» **Figure content listings**:
┌────────

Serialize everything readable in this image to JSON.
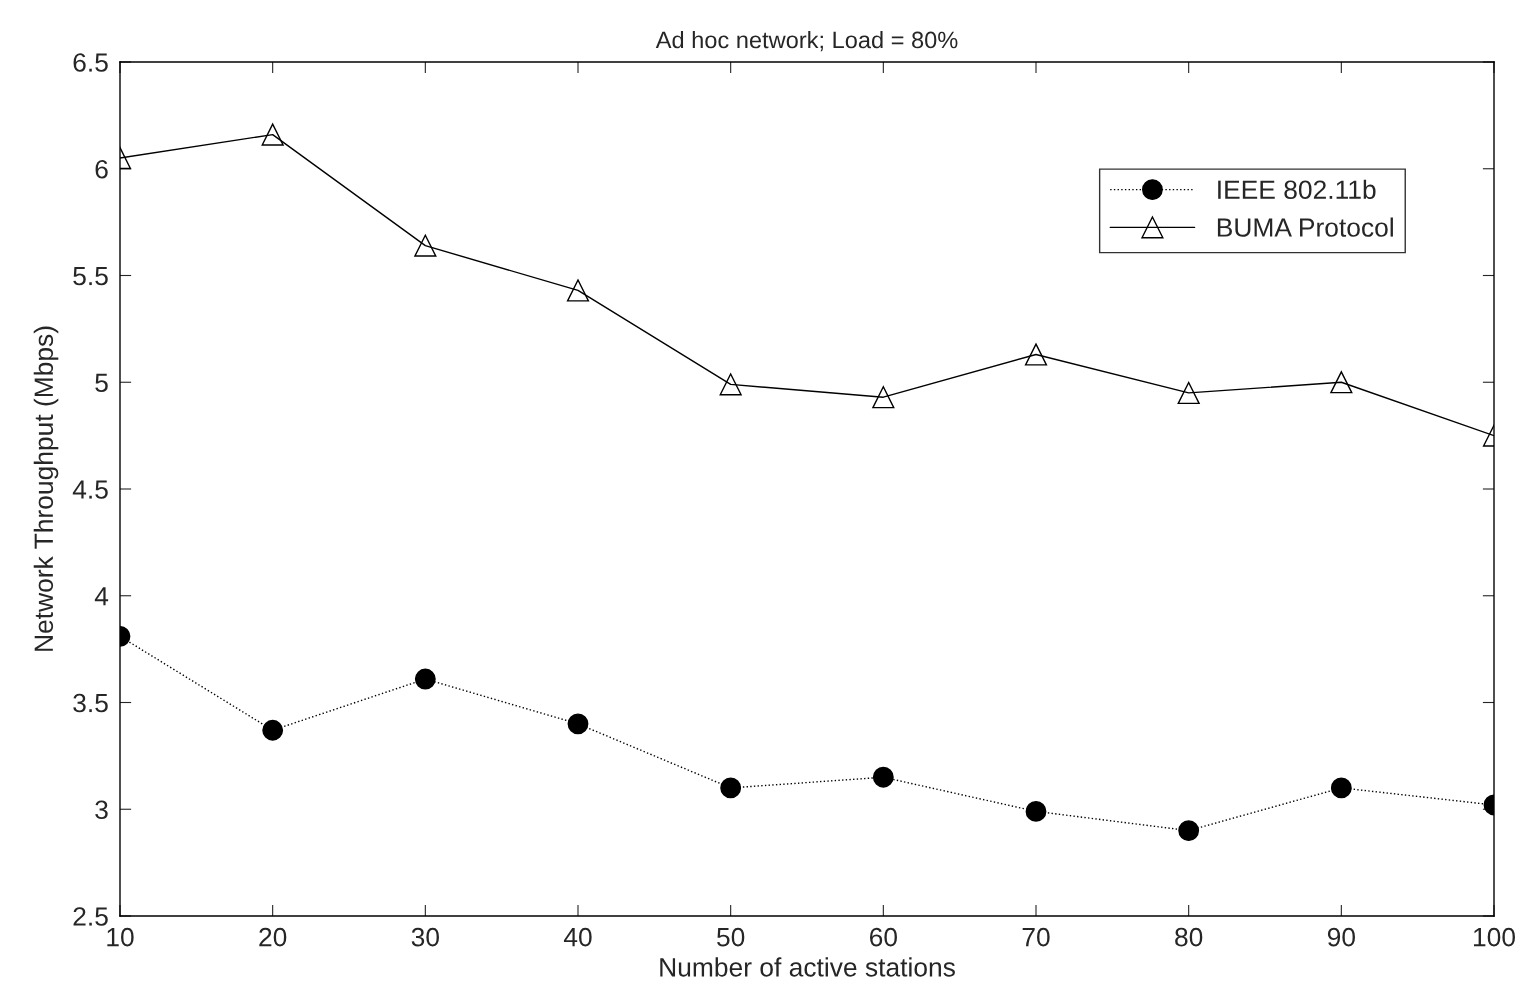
{
  "chart_data": {
    "type": "line",
    "title": "Ad hoc network; Load = 80%",
    "xlabel": "Number of active stations",
    "ylabel": "Network Throughput (Mbps)",
    "x": [
      10,
      20,
      30,
      40,
      50,
      60,
      70,
      80,
      90,
      100
    ],
    "series": [
      {
        "name": "IEEE 802.11b",
        "color": "#000000",
        "marker": "circle",
        "line_style": "dotted",
        "values": [
          3.81,
          3.37,
          3.61,
          3.4,
          3.1,
          3.15,
          2.99,
          2.9,
          3.1,
          3.02
        ]
      },
      {
        "name": "BUMA Protocol",
        "color": "#000000",
        "marker": "triangle",
        "line_style": "solid",
        "values": [
          6.05,
          6.16,
          5.64,
          5.43,
          4.99,
          4.93,
          5.13,
          4.95,
          5.0,
          4.75
        ]
      }
    ],
    "xlim": [
      10,
      100
    ],
    "xticks": [
      10,
      20,
      30,
      40,
      50,
      60,
      70,
      80,
      90,
      100
    ],
    "ylim": [
      2.5,
      6.5
    ],
    "yticks": [
      2.5,
      3,
      3.5,
      4,
      4.5,
      5,
      5.5,
      6,
      6.5
    ],
    "grid": false,
    "legend": "top right"
  }
}
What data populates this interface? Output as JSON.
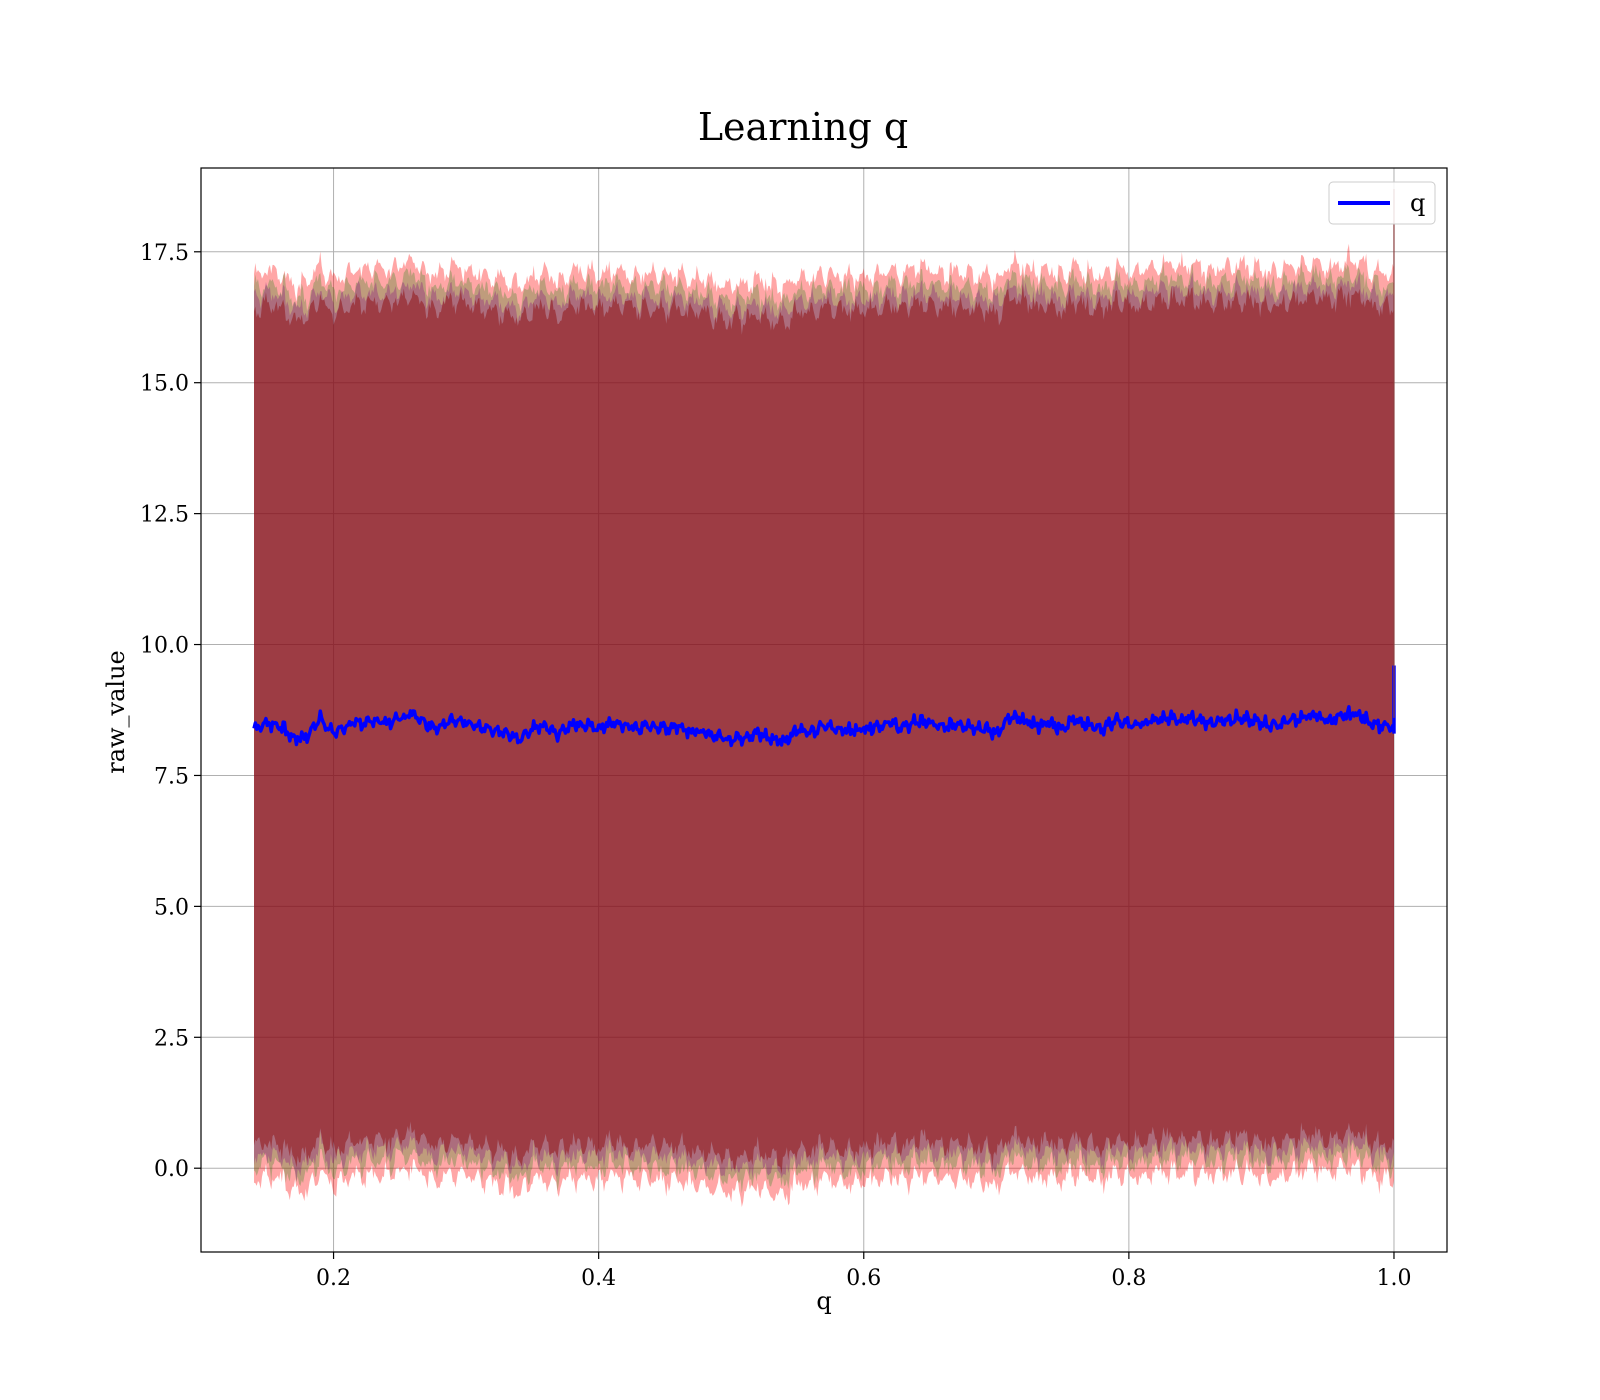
{
  "chart_data": {
    "type": "line",
    "title": "Learning q",
    "xlabel": "q",
    "ylabel": "raw_value",
    "xlim": [
      0.1,
      1.04
    ],
    "ylim": [
      -1.6,
      19.1
    ],
    "xticks": [
      0.2,
      0.4,
      0.6,
      0.8,
      1.0
    ],
    "xtick_labels": [
      "0.2",
      "0.4",
      "0.6",
      "0.8",
      "1.0"
    ],
    "yticks": [
      0.0,
      2.5,
      5.0,
      7.5,
      10.0,
      12.5,
      15.0,
      17.5
    ],
    "ytick_labels": [
      "0.0",
      "2.5",
      "5.0",
      "7.5",
      "10.0",
      "12.5",
      "15.0",
      "17.5"
    ],
    "grid": true,
    "legend": {
      "placement": "top-right",
      "entries": [
        "q"
      ]
    },
    "series": [
      {
        "name": "q",
        "color": "#0000ff",
        "x_range": [
          0.14,
          1.0
        ],
        "x": [
          0.14,
          0.15,
          0.16,
          0.17,
          0.18,
          0.19,
          0.2,
          0.21,
          0.22,
          0.23,
          0.24,
          0.25,
          0.26,
          0.27,
          0.28,
          0.29,
          0.3,
          0.31,
          0.32,
          0.33,
          0.34,
          0.35,
          0.36,
          0.37,
          0.38,
          0.39,
          0.4,
          0.41,
          0.42,
          0.43,
          0.44,
          0.45,
          0.46,
          0.47,
          0.48,
          0.49,
          0.5,
          0.51,
          0.52,
          0.53,
          0.54,
          0.55,
          0.56,
          0.57,
          0.58,
          0.59,
          0.6,
          0.61,
          0.62,
          0.63,
          0.64,
          0.65,
          0.66,
          0.67,
          0.68,
          0.69,
          0.7,
          0.71,
          0.72,
          0.73,
          0.74,
          0.75,
          0.76,
          0.77,
          0.78,
          0.79,
          0.8,
          0.81,
          0.82,
          0.83,
          0.84,
          0.85,
          0.86,
          0.87,
          0.88,
          0.89,
          0.9,
          0.91,
          0.92,
          0.93,
          0.94,
          0.95,
          0.96,
          0.97,
          0.98,
          0.99,
          1.0
        ],
        "values": [
          8.4,
          8.5,
          8.45,
          8.2,
          8.25,
          8.6,
          8.3,
          8.45,
          8.5,
          8.55,
          8.5,
          8.6,
          8.7,
          8.5,
          8.4,
          8.6,
          8.5,
          8.4,
          8.35,
          8.3,
          8.2,
          8.4,
          8.45,
          8.3,
          8.5,
          8.45,
          8.4,
          8.5,
          8.45,
          8.4,
          8.45,
          8.4,
          8.45,
          8.35,
          8.3,
          8.25,
          8.2,
          8.25,
          8.3,
          8.2,
          8.15,
          8.4,
          8.3,
          8.45,
          8.4,
          8.35,
          8.4,
          8.45,
          8.5,
          8.4,
          8.55,
          8.5,
          8.4,
          8.5,
          8.45,
          8.4,
          8.3,
          8.6,
          8.55,
          8.45,
          8.5,
          8.4,
          8.6,
          8.45,
          8.4,
          8.55,
          8.45,
          8.5,
          8.55,
          8.6,
          8.55,
          8.6,
          8.5,
          8.55,
          8.6,
          8.55,
          8.5,
          8.45,
          8.55,
          8.6,
          8.65,
          8.55,
          8.6,
          8.7,
          8.55,
          8.45,
          8.4
        ],
        "end_spike": [
          8.3,
          9.6
        ]
      }
    ],
    "bands": [
      {
        "color": "#ff0000",
        "opacity": 0.35,
        "lower_offset": -8.65,
        "upper_offset": 8.65
      },
      {
        "color": "#008000",
        "opacity": 0.25,
        "lower_offset": -8.4,
        "upper_offset": 8.4
      },
      {
        "color": "#800080",
        "opacity": 0.3,
        "lower_offset": -8.2,
        "upper_offset": 8.2
      },
      {
        "color": "#8b0000",
        "opacity": 0.45,
        "lower_offset": -8.0,
        "upper_offset": 8.0
      }
    ]
  }
}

└────────

» **What you have to do**: Copy every line of the listing where the word "xlabel" appears.

» **Answer for this exercise**:
    "xlabel": "Number of active stations",
    "xlabel": "q",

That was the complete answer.